Work instructions: Without the pictures, set down the records below word for word.

-- start --

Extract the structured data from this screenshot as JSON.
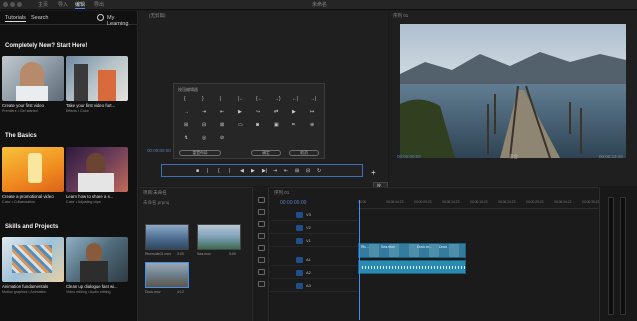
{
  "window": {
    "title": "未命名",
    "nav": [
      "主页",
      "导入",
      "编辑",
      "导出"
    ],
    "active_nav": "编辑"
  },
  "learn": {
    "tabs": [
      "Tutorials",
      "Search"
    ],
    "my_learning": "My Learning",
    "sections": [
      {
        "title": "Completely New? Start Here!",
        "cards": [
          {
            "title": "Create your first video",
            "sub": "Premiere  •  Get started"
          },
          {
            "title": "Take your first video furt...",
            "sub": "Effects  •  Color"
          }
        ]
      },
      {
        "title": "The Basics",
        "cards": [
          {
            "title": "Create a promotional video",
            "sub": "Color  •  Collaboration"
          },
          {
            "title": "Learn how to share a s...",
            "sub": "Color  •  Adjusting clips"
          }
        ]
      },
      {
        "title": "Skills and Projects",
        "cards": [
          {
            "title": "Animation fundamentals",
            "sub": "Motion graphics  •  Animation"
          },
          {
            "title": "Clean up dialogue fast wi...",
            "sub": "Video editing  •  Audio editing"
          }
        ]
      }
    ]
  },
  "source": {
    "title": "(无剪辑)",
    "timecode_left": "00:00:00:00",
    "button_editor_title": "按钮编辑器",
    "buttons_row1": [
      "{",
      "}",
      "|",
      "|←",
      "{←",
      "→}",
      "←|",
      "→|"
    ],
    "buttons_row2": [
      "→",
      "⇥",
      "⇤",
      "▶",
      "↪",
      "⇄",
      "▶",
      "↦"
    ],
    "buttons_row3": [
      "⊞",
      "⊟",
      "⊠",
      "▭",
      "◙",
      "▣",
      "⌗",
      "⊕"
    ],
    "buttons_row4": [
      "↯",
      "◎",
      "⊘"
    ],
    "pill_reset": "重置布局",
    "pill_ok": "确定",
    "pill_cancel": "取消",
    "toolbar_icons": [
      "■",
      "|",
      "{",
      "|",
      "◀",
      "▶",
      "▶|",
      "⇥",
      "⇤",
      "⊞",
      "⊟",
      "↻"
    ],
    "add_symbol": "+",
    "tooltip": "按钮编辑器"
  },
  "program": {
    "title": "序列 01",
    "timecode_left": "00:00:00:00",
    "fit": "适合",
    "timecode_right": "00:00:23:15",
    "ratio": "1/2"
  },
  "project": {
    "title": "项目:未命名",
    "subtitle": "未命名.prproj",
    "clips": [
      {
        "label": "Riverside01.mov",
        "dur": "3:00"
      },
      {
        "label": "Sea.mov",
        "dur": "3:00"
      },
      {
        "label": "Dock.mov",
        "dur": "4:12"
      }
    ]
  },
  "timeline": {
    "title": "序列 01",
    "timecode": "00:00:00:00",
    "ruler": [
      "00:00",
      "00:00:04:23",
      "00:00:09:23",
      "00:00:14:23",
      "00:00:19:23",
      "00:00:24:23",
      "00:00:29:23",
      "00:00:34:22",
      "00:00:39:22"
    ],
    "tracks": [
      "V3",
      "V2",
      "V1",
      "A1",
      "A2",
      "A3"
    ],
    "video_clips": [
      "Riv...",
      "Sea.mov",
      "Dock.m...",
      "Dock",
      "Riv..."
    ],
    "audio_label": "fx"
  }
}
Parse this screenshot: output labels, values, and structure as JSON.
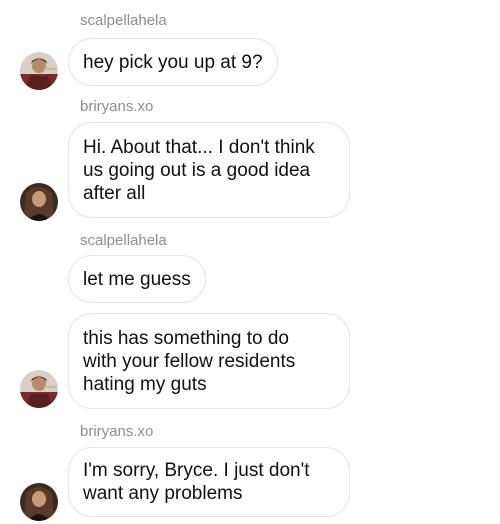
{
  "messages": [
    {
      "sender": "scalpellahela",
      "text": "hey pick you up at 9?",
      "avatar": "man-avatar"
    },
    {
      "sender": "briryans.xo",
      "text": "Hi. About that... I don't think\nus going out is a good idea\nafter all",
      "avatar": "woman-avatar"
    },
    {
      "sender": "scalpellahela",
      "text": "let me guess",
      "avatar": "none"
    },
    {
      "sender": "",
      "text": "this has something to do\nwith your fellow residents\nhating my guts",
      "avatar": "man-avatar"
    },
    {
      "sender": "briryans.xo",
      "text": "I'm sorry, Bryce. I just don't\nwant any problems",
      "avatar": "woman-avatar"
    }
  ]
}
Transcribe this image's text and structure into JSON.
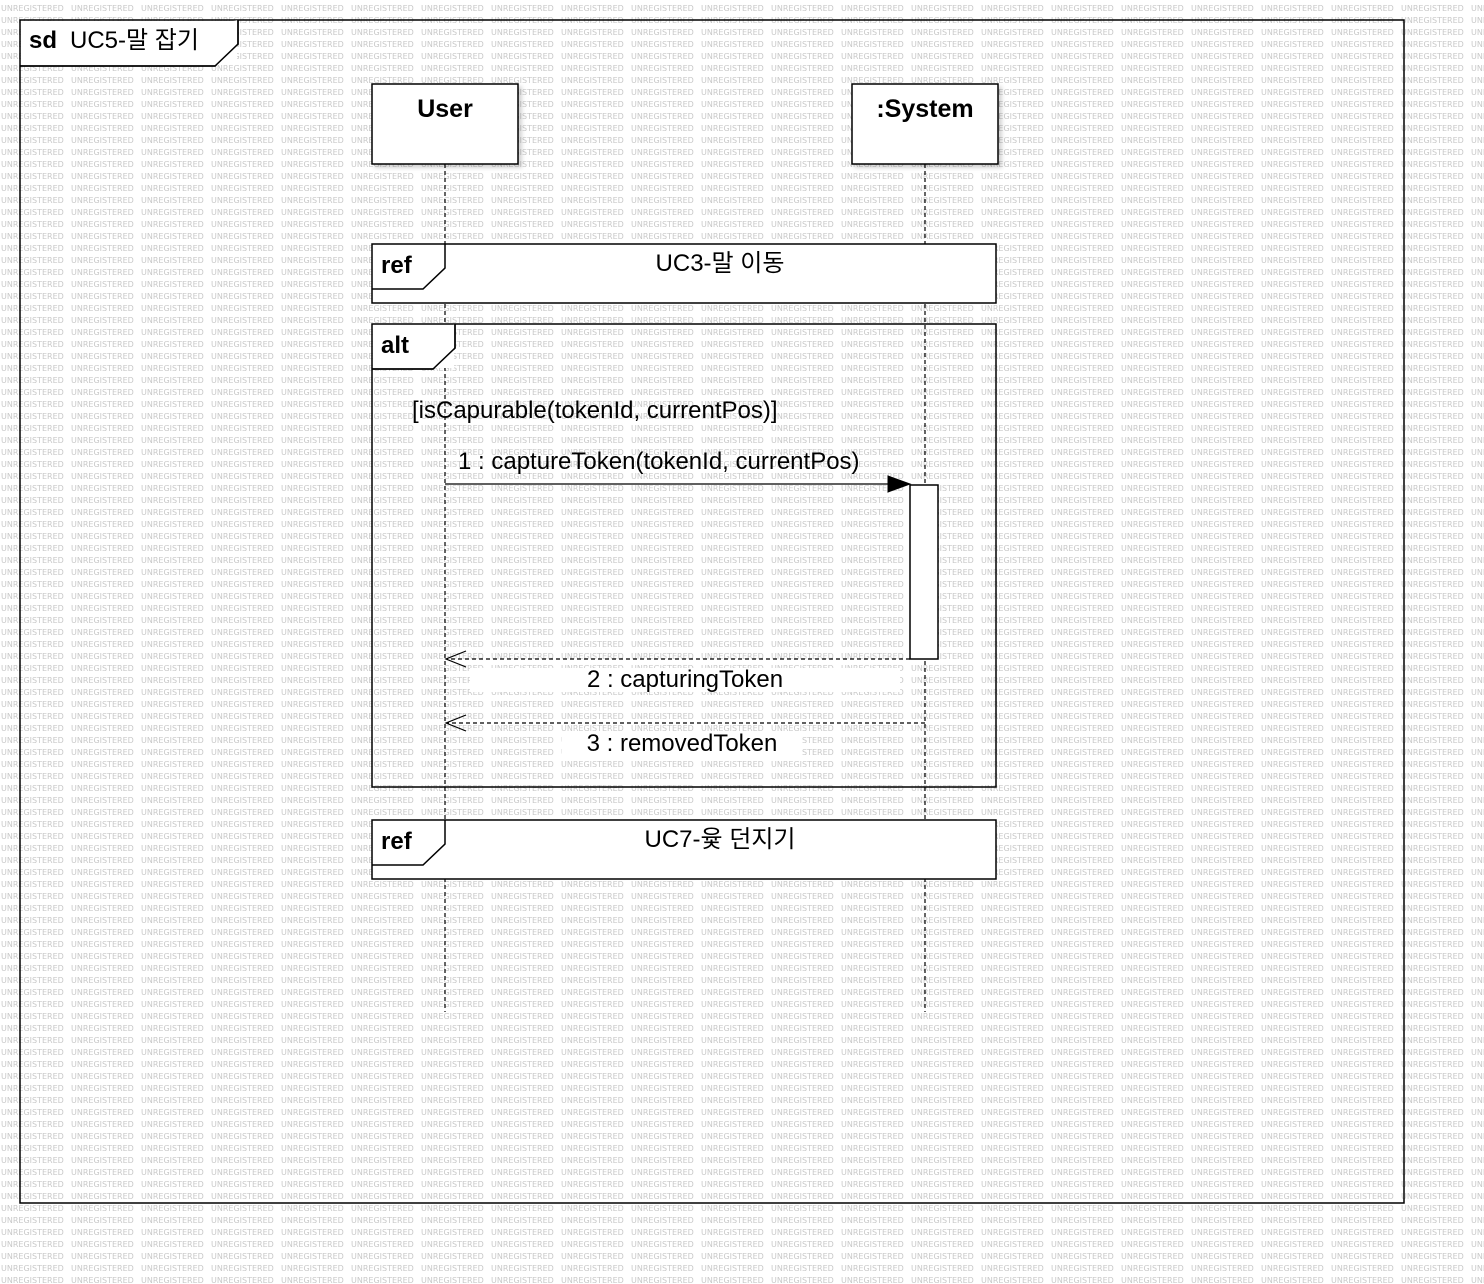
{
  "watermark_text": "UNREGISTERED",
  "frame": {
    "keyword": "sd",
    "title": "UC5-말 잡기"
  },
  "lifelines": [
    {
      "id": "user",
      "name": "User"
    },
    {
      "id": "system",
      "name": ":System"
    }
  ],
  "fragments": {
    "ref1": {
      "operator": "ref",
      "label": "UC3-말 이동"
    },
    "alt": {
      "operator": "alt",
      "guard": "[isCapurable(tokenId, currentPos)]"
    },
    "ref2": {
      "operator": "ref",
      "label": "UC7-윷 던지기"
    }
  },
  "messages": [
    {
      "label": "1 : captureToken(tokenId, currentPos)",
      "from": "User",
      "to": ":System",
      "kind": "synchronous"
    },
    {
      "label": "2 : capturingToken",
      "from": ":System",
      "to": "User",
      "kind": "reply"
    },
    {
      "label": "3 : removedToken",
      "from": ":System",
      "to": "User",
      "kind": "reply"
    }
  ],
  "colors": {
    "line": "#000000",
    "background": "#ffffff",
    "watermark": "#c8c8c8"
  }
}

-- end --

Solution:
Extract the structured data from this screenshot as JSON.
{
  "window": {
    "title": "未命名",
    "nav": [
      "主页",
      "导入",
      "编辑",
      "导出"
    ],
    "active_nav": "编辑"
  },
  "learn": {
    "tabs": [
      "Tutorials",
      "Search"
    ],
    "my_learning": "My Learning",
    "sections": [
      {
        "title": "Completely New? Start Here!",
        "cards": [
          {
            "title": "Create your first video",
            "sub": "Premiere  •  Get started"
          },
          {
            "title": "Take your first video furt...",
            "sub": "Effects  •  Color"
          }
        ]
      },
      {
        "title": "The Basics",
        "cards": [
          {
            "title": "Create a promotional video",
            "sub": "Color  •  Collaboration"
          },
          {
            "title": "Learn how to share a s...",
            "sub": "Color  •  Adjusting clips"
          }
        ]
      },
      {
        "title": "Skills and Projects",
        "cards": [
          {
            "title": "Animation fundamentals",
            "sub": "Motion graphics  •  Animation"
          },
          {
            "title": "Clean up dialogue fast wi...",
            "sub": "Video editing  •  Audio editing"
          }
        ]
      }
    ]
  },
  "source": {
    "title": "(无剪辑)",
    "timecode_left": "00:00:00:00",
    "button_editor_title": "按钮编辑器",
    "buttons_row1": [
      "{",
      "}",
      "|",
      "|←",
      "{←",
      "→}",
      "←|",
      "→|"
    ],
    "buttons_row2": [
      "→",
      "⇥",
      "⇤",
      "▶",
      "↪",
      "⇄",
      "▶",
      "↦"
    ],
    "buttons_row3": [
      "⊞",
      "⊟",
      "⊠",
      "▭",
      "◙",
      "▣",
      "⌗",
      "⊕"
    ],
    "buttons_row4": [
      "↯",
      "◎",
      "⊘"
    ],
    "pill_reset": "重置布局",
    "pill_ok": "确定",
    "pill_cancel": "取消",
    "toolbar_icons": [
      "■",
      "|",
      "{",
      "|",
      "◀",
      "▶",
      "▶|",
      "⇥",
      "⇤",
      "⊞",
      "⊟",
      "↻"
    ],
    "add_symbol": "+",
    "tooltip": "按钮编辑器"
  },
  "program": {
    "title": "序列 01",
    "timecode_left": "00:00:00:00",
    "fit": "适合",
    "timecode_right": "00:00:23:15",
    "ratio": "1/2"
  },
  "project": {
    "title": "项目:未命名",
    "subtitle": "未命名.prproj",
    "clips": [
      {
        "label": "Riverside01.mov",
        "dur": "3:00"
      },
      {
        "label": "Sea.mov",
        "dur": "3:00"
      },
      {
        "label": "Dock.mov",
        "dur": "4:12"
      }
    ]
  },
  "timeline": {
    "title": "序列 01",
    "timecode": "00:00:00:00",
    "ruler": [
      "00:00",
      "00:00:04:23",
      "00:00:09:23",
      "00:00:14:23",
      "00:00:19:23",
      "00:00:24:23",
      "00:00:29:23",
      "00:00:34:22",
      "00:00:39:22"
    ],
    "tracks": [
      "V3",
      "V2",
      "V1",
      "A1",
      "A2",
      "A3"
    ],
    "video_clips": [
      "Riv...",
      "Sea.mov",
      "Dock.m...",
      "Dock",
      "Riv..."
    ],
    "audio_label": "fx"
  }
}
Parse this screenshot: output labels, values, and structure as JSON.
{
  "messages": [
    {
      "sender": "scalpellahela",
      "text": "hey pick you up at 9?",
      "avatar": "man-avatar"
    },
    {
      "sender": "briryans.xo",
      "text": "Hi. About that... I don't think\nus going out is a good idea\nafter all",
      "avatar": "woman-avatar"
    },
    {
      "sender": "scalpellahela",
      "text": "let me guess",
      "avatar": "none"
    },
    {
      "sender": "",
      "text": "this has something to do\nwith your fellow residents\nhating my guts",
      "avatar": "man-avatar"
    },
    {
      "sender": "briryans.xo",
      "text": "I'm sorry, Bryce. I just don't\nwant any problems",
      "avatar": "woman-avatar"
    }
  ]
}
Transcribe this image's text and structure into JSON.
{
  "watermark_text": "UNREGISTERED",
  "frame": {
    "keyword": "sd",
    "title": "UC5-말 잡기"
  },
  "lifelines": [
    {
      "id": "user",
      "name": "User"
    },
    {
      "id": "system",
      "name": ":System"
    }
  ],
  "fragments": {
    "ref1": {
      "operator": "ref",
      "label": "UC3-말 이동"
    },
    "alt": {
      "operator": "alt",
      "guard": "[isCapurable(tokenId, currentPos)]"
    },
    "ref2": {
      "operator": "ref",
      "label": "UC7-윷 던지기"
    }
  },
  "messages": [
    {
      "label": "1 : captureToken(tokenId, currentPos)",
      "from": "User",
      "to": ":System",
      "kind": "synchronous"
    },
    {
      "label": "2 : capturingToken",
      "from": ":System",
      "to": "User",
      "kind": "reply"
    },
    {
      "label": "3 : removedToken",
      "from": ":System",
      "to": "User",
      "kind": "reply"
    }
  ],
  "colors": {
    "line": "#000000",
    "background": "#ffffff",
    "watermark": "#c8c8c8"
  }
}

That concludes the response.